Entries from a dataset:

···

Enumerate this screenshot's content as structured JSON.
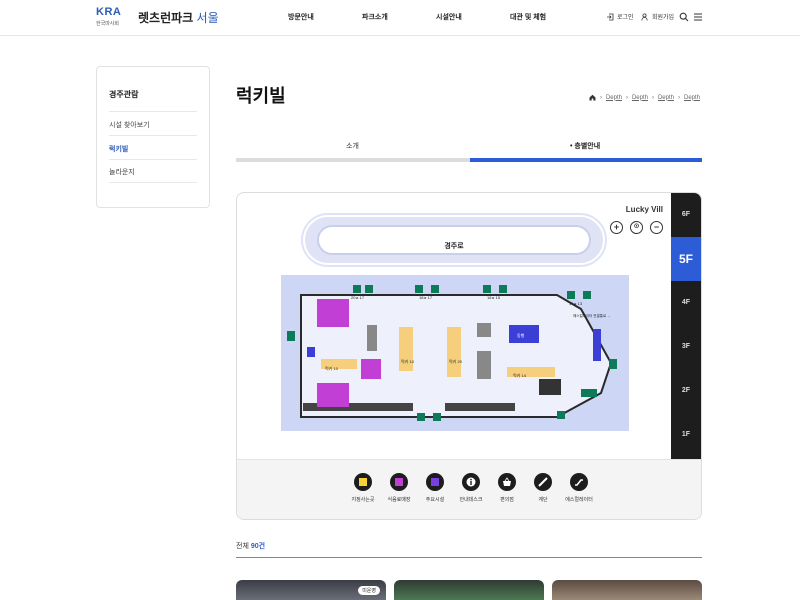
{
  "header": {
    "logo_kra": "KRA",
    "logo_sub": "한국마사회",
    "brand_main": "렛츠런파크",
    "brand_accent": "서울",
    "nav": [
      "방문안내",
      "파크소개",
      "시설안내",
      "대관 및 체험"
    ],
    "login": "로그인",
    "join": "회원가입"
  },
  "sidebar": {
    "title": "경주관람",
    "items": [
      {
        "label": "시설 찾아보기",
        "active": false
      },
      {
        "label": "럭키빌",
        "active": true
      },
      {
        "label": "놀라운지",
        "active": false
      }
    ]
  },
  "page": {
    "title": "럭키빌",
    "breadcrumb": [
      "Depth",
      "Depth",
      "Depth",
      "Depth"
    ]
  },
  "tabs": [
    {
      "label": "소개",
      "active": false
    },
    {
      "label": "층별안내",
      "active": true
    }
  ],
  "map": {
    "building": "Lucky Vill",
    "track_label": "경주로",
    "floors": [
      "6F",
      "5F",
      "4F",
      "3F",
      "2F",
      "1F"
    ],
    "selected_floor": "5F",
    "zoom": [
      "+",
      "⊙",
      "−"
    ],
    "rooms": {
      "room_a": "럭키 10",
      "room_b": "럭키 20",
      "room_c": "럭키 10",
      "room_d": "럭키 14",
      "room_e": "동행",
      "gate_1": "20 ▸ 17",
      "gate_2": "18 ▸ 17",
      "gate_3": "16 ▸ 15",
      "gate_4": "14 ▸ 13",
      "escalator_note": "에스컬레이터 연결통로 →"
    },
    "legend": [
      {
        "label": "지정사는곳",
        "icon": "yellow-square-icon",
        "color": "#f7d13a"
      },
      {
        "label": "식음료매장",
        "icon": "magenta-square-icon",
        "color": "#c23fd6"
      },
      {
        "label": "주요시설",
        "icon": "purple-square-icon",
        "color": "#7a3fe0"
      },
      {
        "label": "안내데스크",
        "icon": "info-icon",
        "color": "#ffffff"
      },
      {
        "label": "편의점",
        "icon": "basket-icon",
        "color": "#ffffff"
      },
      {
        "label": "계단",
        "icon": "stairs-icon",
        "color": "#ffffff"
      },
      {
        "label": "에스컬레이터",
        "icon": "escalator-icon",
        "color": "#ffffff"
      }
    ]
  },
  "list": {
    "count_prefix": "전체",
    "count_value": "90건",
    "first_tag": "미운영"
  }
}
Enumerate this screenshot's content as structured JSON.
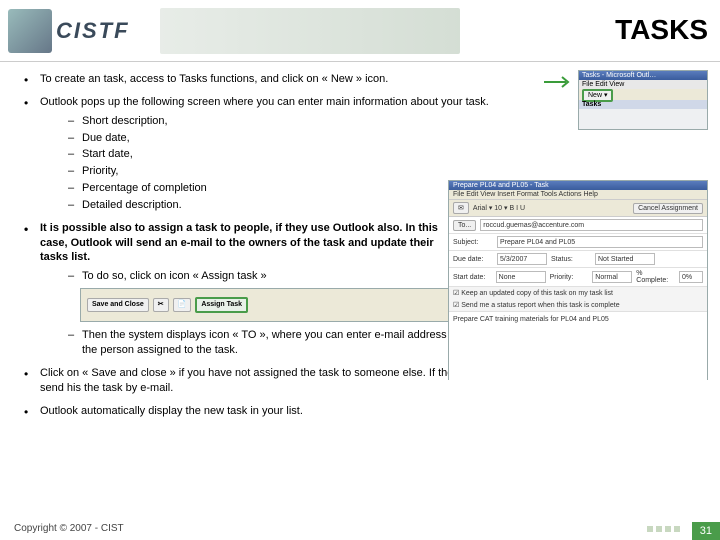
{
  "header": {
    "logo_text": "CISTF",
    "title": "TASKS"
  },
  "bullets": [
    {
      "text": "To create an task, access to Tasks functions, and click on « New » icon."
    },
    {
      "text": "Outlook pops up the following screen where you can enter main information about your task.",
      "sub": [
        "Short description,",
        "Due date,",
        "Start date,",
        "Priority,",
        "Percentage of completion",
        "Detailed description."
      ]
    },
    {
      "bold": true,
      "text": "It is possible also to assign a task to people, if they use Outlook also. In this case, Outlook will send an e-mail to the owners of the task and update their tasks list.",
      "narrow": true,
      "sub": [
        "To do so, click on icon « Assign task »"
      ],
      "sub2": [
        "Then the system displays icon « TO », where you can enter e-mail address of the person assigned to the task."
      ]
    },
    {
      "text": "Click on « Save and close » if you have not assigned the task to someone else. If the task is assigned to a person, click on « Send » to send his the task by e-mail."
    },
    {
      "text": "Outlook automatically display the new task in your list."
    }
  ],
  "thumb": {
    "title": "Tasks - Microsoft Outl…",
    "bar2": "File Edit View",
    "label": "Tasks",
    "new_btn": "New ▾"
  },
  "task_window": {
    "title": "Prepare PL04 and PL05 - Task",
    "menu": "File  Edit  View  Insert  Format  Tools  Actions  Help",
    "fields": {
      "to_label": "To...",
      "to_value": "roccud.guemas@accenture.com",
      "subject_label": "Subject:",
      "subject_value": "Prepare PL04 and PL05",
      "due_label": "Due date:",
      "due_value": "5/3/2007",
      "status_label": "Status:",
      "status_value": "Not Started",
      "start_label": "Start date:",
      "start_value": "None",
      "priority_label": "Priority:",
      "priority_value": "Normal",
      "complete_label": "% Complete:",
      "complete_value": "0%"
    },
    "checks": [
      "Keep an updated copy of this task on my task list",
      "Send me a status report when this task is complete"
    ],
    "body": "Prepare CAT training materials for PL04 and PL05"
  },
  "assign_toolbar": {
    "save": "Save and Close",
    "assign": "Assign Task"
  },
  "footer": {
    "copyright": "Copyright © 2007 - CIST",
    "page": "31"
  }
}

···

## To do
Gather each line holding the string "this".

## The response
Enumerate this screenshot's content as structured JSON.
Enumerate this screenshot's content as structured JSON.
      "text": "It is possible also to assign a task to people, if they use Outlook also. In this case, Outlook will send an e-mail to the owners of the task and update their tasks list.",
      "Keep an updated copy of this task on my task list",
      "Send me a status report when this task is complete"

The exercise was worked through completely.